▶ _DATASET ENTRIES_
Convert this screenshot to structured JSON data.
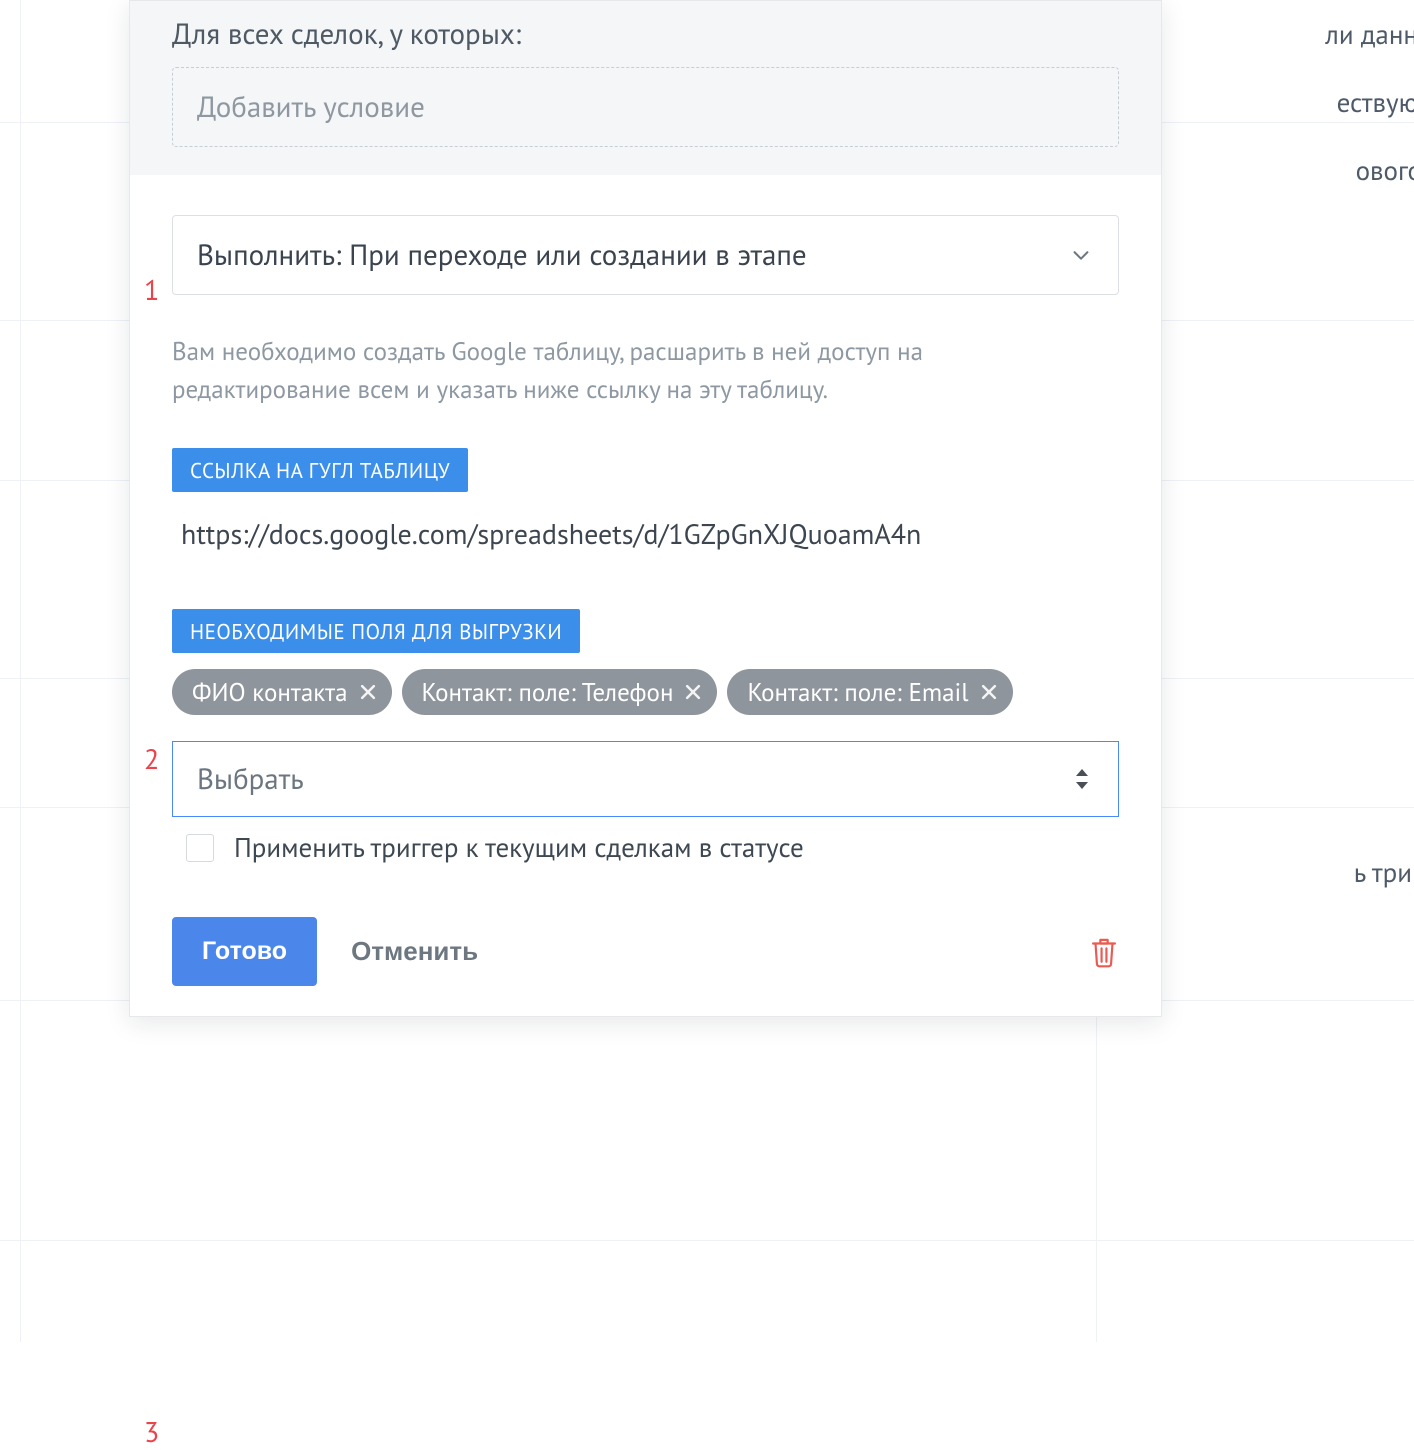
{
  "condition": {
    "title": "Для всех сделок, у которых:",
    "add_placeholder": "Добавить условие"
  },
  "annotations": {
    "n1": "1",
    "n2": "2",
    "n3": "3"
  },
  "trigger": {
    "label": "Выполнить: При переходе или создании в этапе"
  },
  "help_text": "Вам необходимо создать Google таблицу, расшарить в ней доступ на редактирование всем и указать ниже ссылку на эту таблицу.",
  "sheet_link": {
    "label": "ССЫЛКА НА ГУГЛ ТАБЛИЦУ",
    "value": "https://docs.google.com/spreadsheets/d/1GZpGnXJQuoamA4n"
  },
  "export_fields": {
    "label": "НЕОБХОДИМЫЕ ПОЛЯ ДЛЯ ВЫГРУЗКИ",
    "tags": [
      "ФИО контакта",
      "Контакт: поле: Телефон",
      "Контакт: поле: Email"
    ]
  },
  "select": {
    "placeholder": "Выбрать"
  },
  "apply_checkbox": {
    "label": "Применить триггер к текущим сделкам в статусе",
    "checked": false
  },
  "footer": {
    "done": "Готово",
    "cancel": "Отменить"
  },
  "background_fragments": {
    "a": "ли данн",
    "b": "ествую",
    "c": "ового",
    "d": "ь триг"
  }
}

▶ _TASK DETAILS_
Each line of the material above either contains the word "label" or does not; state how many do, and nothing else.

▶ _EXERCISE OUTPUT_
4